Go through the material below and copy each line where the word "circle" appears.

____ EXERCISE MATERIAL

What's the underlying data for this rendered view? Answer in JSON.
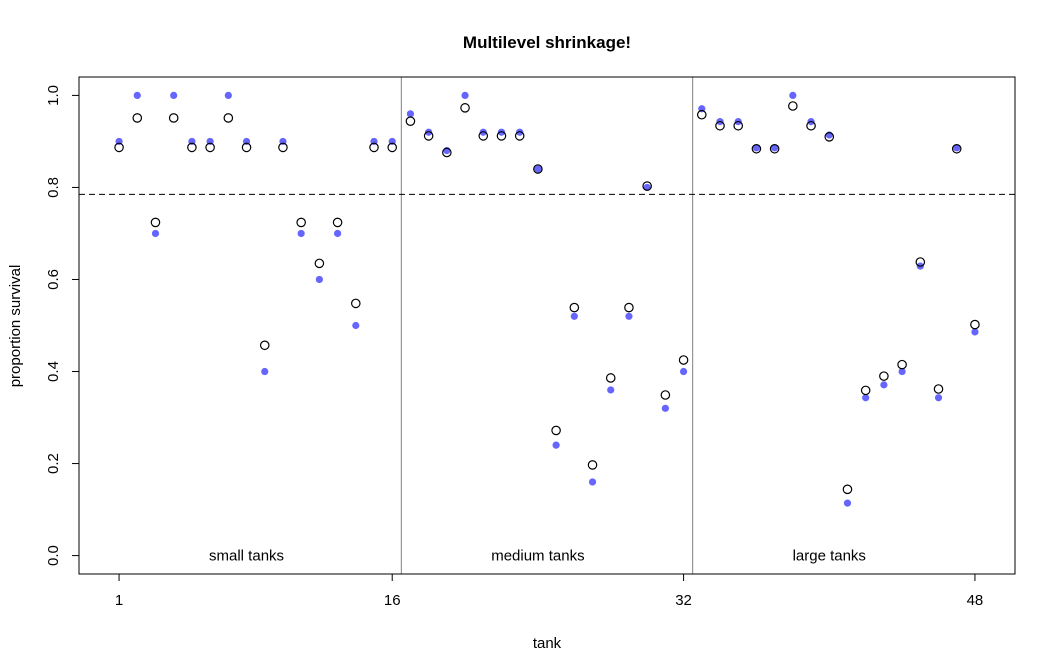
{
  "chart_data": {
    "type": "scatter",
    "title": "Multilevel shrinkage!",
    "xlabel": "tank",
    "ylabel": "proportion survival",
    "xlim": [
      -1.2,
      50.2
    ],
    "ylim": [
      -0.04,
      1.04
    ],
    "x_ticks": [
      1,
      16,
      32,
      48
    ],
    "y_ticks": [
      0.0,
      0.2,
      0.4,
      0.6,
      0.8,
      1.0
    ],
    "y_tick_labels": [
      "0.0",
      "0.2",
      "0.4",
      "0.6",
      "0.8",
      "1.0"
    ],
    "grid": false,
    "reference_line": {
      "y": 0.785,
      "style": "dashed"
    },
    "dividers": [
      16.5,
      32.5
    ],
    "group_labels": [
      {
        "text": "small tanks",
        "x": 8,
        "y": 0.0
      },
      {
        "text": "medium tanks",
        "x": 24,
        "y": 0.0
      },
      {
        "text": "large tanks",
        "x": 40,
        "y": 0.0
      }
    ],
    "series": [
      {
        "marker": "filled-circle",
        "color": "#6666ff",
        "x": [
          1,
          2,
          3,
          4,
          5,
          6,
          7,
          8,
          9,
          10,
          11,
          12,
          13,
          14,
          15,
          16,
          17,
          18,
          19,
          20,
          21,
          22,
          23,
          24,
          25,
          26,
          27,
          28,
          29,
          30,
          31,
          32,
          33,
          34,
          35,
          36,
          37,
          38,
          39,
          40,
          41,
          42,
          43,
          44,
          45,
          46,
          47,
          48
        ],
        "values": [
          0.9,
          1.0,
          0.7,
          1.0,
          0.9,
          0.9,
          1.0,
          0.9,
          0.4,
          0.9,
          0.7,
          0.6,
          0.7,
          0.5,
          0.9,
          0.9,
          0.96,
          0.92,
          0.88,
          1.0,
          0.92,
          0.92,
          0.92,
          0.84,
          0.24,
          0.52,
          0.16,
          0.36,
          0.52,
          0.8,
          0.32,
          0.4,
          0.971,
          0.943,
          0.943,
          0.886,
          0.886,
          1.0,
          0.943,
          0.914,
          0.114,
          0.343,
          0.371,
          0.4,
          0.629,
          0.343,
          0.886,
          0.486
        ]
      },
      {
        "marker": "open-circle",
        "color": "#000000",
        "x": [
          1,
          2,
          3,
          4,
          5,
          6,
          7,
          8,
          9,
          10,
          11,
          12,
          13,
          14,
          15,
          16,
          17,
          18,
          19,
          20,
          21,
          22,
          23,
          24,
          25,
          26,
          27,
          28,
          29,
          30,
          31,
          32,
          33,
          34,
          35,
          36,
          37,
          38,
          39,
          40,
          41,
          42,
          43,
          44,
          45,
          46,
          47,
          48
        ],
        "values": [
          0.887,
          0.951,
          0.724,
          0.951,
          0.887,
          0.887,
          0.951,
          0.887,
          0.457,
          0.887,
          0.724,
          0.635,
          0.724,
          0.548,
          0.887,
          0.887,
          0.944,
          0.912,
          0.876,
          0.973,
          0.912,
          0.912,
          0.912,
          0.84,
          0.272,
          0.539,
          0.197,
          0.386,
          0.539,
          0.803,
          0.349,
          0.425,
          0.958,
          0.934,
          0.934,
          0.884,
          0.884,
          0.977,
          0.934,
          0.91,
          0.144,
          0.359,
          0.39,
          0.415,
          0.638,
          0.362,
          0.884,
          0.502
        ]
      }
    ]
  }
}
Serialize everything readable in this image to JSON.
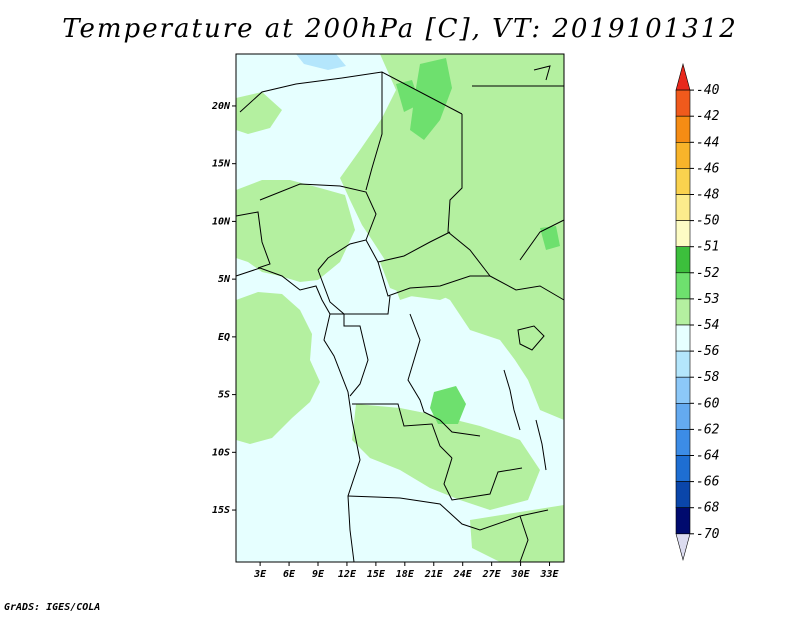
{
  "title": "Temperature at 200hPa [C], VT: 2019101312",
  "credit": "GrADS: IGES/COLA",
  "map": {
    "variable": "Temperature",
    "level": "200hPa",
    "units": "C",
    "valid_time": "2019101312",
    "lat_labels": [
      "20N",
      "15N",
      "10N",
      "5N",
      "EQ",
      "5S",
      "10S",
      "15S"
    ],
    "lat_values": [
      20,
      15,
      10,
      5,
      0,
      -5,
      -10,
      -15
    ],
    "lon_labels": [
      "3E",
      "6E",
      "9E",
      "12E",
      "15E",
      "18E",
      "21E",
      "24E",
      "27E",
      "30E",
      "33E"
    ],
    "lon_values": [
      3,
      6,
      9,
      12,
      15,
      18,
      21,
      24,
      27,
      30,
      33
    ],
    "lon_range": [
      0.5,
      34.5
    ],
    "lat_range": [
      -19.5,
      24.5
    ]
  },
  "colorbar": {
    "levels": [
      "-40",
      "-42",
      "-44",
      "-46",
      "-48",
      "-50",
      "-51",
      "-52",
      "-53",
      "-54",
      "-56",
      "-58",
      "-60",
      "-62",
      "-64",
      "-66",
      "-68",
      "-70"
    ],
    "colors": [
      "#e8281c",
      "#f05a1c",
      "#f58c14",
      "#f8b42a",
      "#fad24e",
      "#fcec8c",
      "#fdfcc4",
      "#3cbf3c",
      "#6ee06e",
      "#b4f0a0",
      "#e6ffff",
      "#b4e6fc",
      "#8cc8f8",
      "#64aaf0",
      "#3c8ce6",
      "#1e6ed2",
      "#0a46aa",
      "#000a6e",
      "#dcdcf0"
    ]
  },
  "colors": {
    "ocean": "#e6ffff",
    "band_53": "#b4f0a0",
    "band_52": "#6ee06e",
    "band_56": "#b4e6fc",
    "outline": "#000000"
  }
}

________

(ANSWER BELOW)
        "marker": "filled-circle",
        "marker": "open-circle",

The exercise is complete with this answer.